> **Objective**
Lines containing the word "JSON" are to be counted; state their number and nothing further.

> **Dataset excerpts**
START

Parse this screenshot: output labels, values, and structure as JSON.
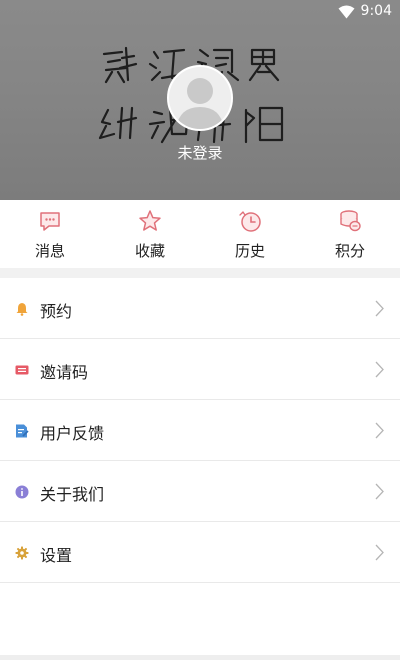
{
  "status": {
    "time": "9:04"
  },
  "profile": {
    "login_text": "未登录"
  },
  "quick_actions": [
    {
      "label": "消息",
      "icon": "message-icon"
    },
    {
      "label": "收藏",
      "icon": "star-icon"
    },
    {
      "label": "历史",
      "icon": "clock-icon"
    },
    {
      "label": "积分",
      "icon": "coins-icon"
    }
  ],
  "menu": [
    {
      "label": "预约",
      "icon": "bell-icon"
    },
    {
      "label": "邀请码",
      "icon": "ticket-icon"
    },
    {
      "label": "用户反馈",
      "icon": "feedback-icon"
    },
    {
      "label": "关于我们",
      "icon": "info-icon"
    },
    {
      "label": "设置",
      "icon": "gear-icon"
    }
  ],
  "colors": {
    "header_bg": "#858585",
    "icon_red": "#e0717a",
    "bell": "#f0a43a",
    "ticket": "#e65a66",
    "feedback": "#4a8fd8",
    "info": "#8a7fd6",
    "gear": "#d8a23a"
  }
}
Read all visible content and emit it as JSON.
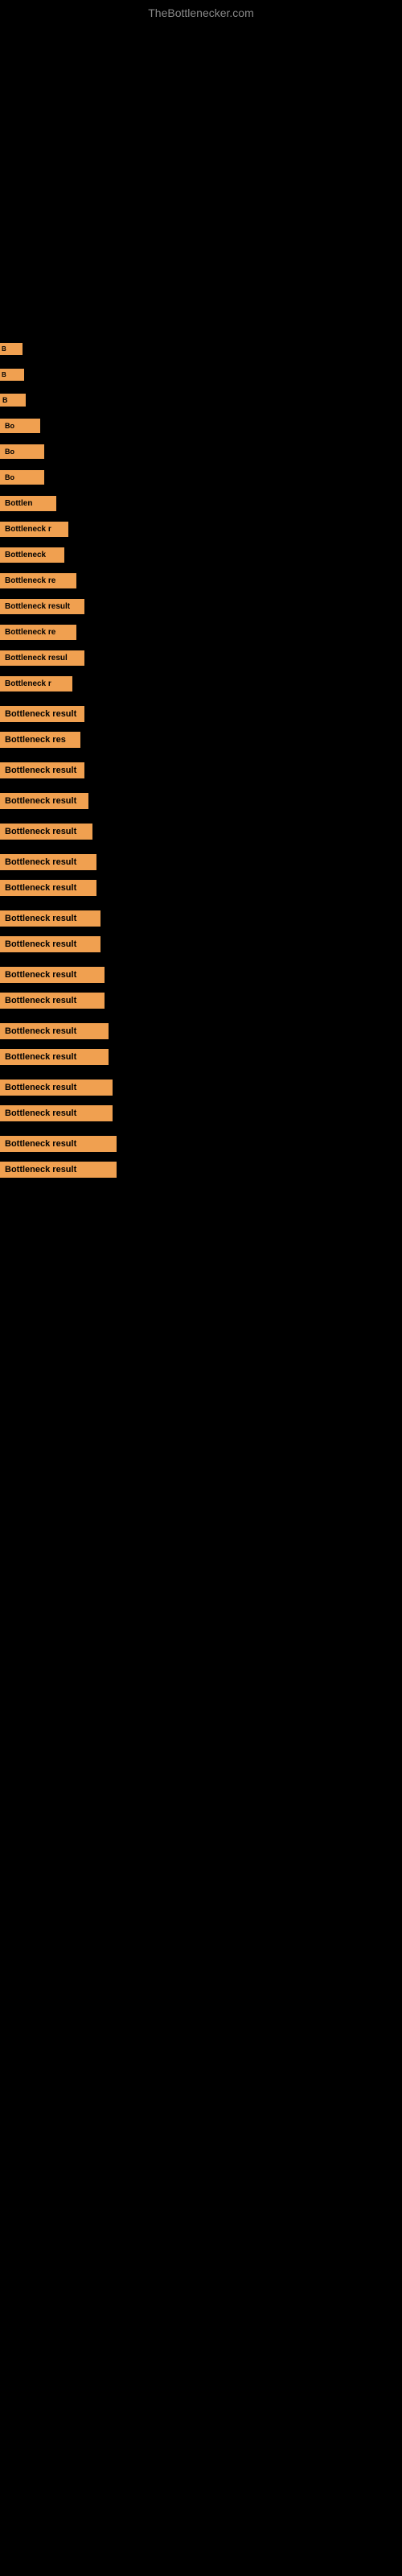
{
  "site": {
    "title": "TheBottlenecker.com"
  },
  "rows": [
    {
      "label": "B",
      "show_spacer": false
    },
    {
      "label": "B",
      "show_spacer": false
    },
    {
      "label": "B",
      "show_spacer": false
    },
    {
      "label": "Bo",
      "show_spacer": false
    },
    {
      "label": "Bo",
      "show_spacer": false
    },
    {
      "label": "Bo",
      "show_spacer": false
    },
    {
      "label": "Bottlen",
      "show_spacer": false
    },
    {
      "label": "Bottleneck r",
      "show_spacer": false
    },
    {
      "label": "Bottleneck",
      "show_spacer": false
    },
    {
      "label": "Bottleneck re",
      "show_spacer": false
    },
    {
      "label": "Bottleneck result",
      "show_spacer": false
    },
    {
      "label": "Bottleneck re",
      "show_spacer": false
    },
    {
      "label": "Bottleneck resul",
      "show_spacer": false
    },
    {
      "label": "Bottleneck r",
      "show_spacer": false
    },
    {
      "label": "Bottleneck result",
      "show_spacer": true
    },
    {
      "label": "Bottleneck res",
      "show_spacer": false
    },
    {
      "label": "Bottleneck result",
      "show_spacer": true
    },
    {
      "label": "Bottleneck result",
      "show_spacer": true
    },
    {
      "label": "Bottleneck result",
      "show_spacer": true
    },
    {
      "label": "Bottleneck result",
      "show_spacer": true
    },
    {
      "label": "Bottleneck result",
      "show_spacer": false
    },
    {
      "label": "Bottleneck result",
      "show_spacer": true
    },
    {
      "label": "Bottleneck result",
      "show_spacer": false
    },
    {
      "label": "Bottleneck result",
      "show_spacer": true
    },
    {
      "label": "Bottleneck result",
      "show_spacer": false
    },
    {
      "label": "Bottleneck result",
      "show_spacer": true
    },
    {
      "label": "Bottleneck result",
      "show_spacer": false
    },
    {
      "label": "Bottleneck result",
      "show_spacer": true
    },
    {
      "label": "Bottleneck result",
      "show_spacer": false
    },
    {
      "label": "Bottleneck result",
      "show_spacer": true
    },
    {
      "label": "Bottleneck result",
      "show_spacer": false
    }
  ]
}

END

> **Exercise solution**
2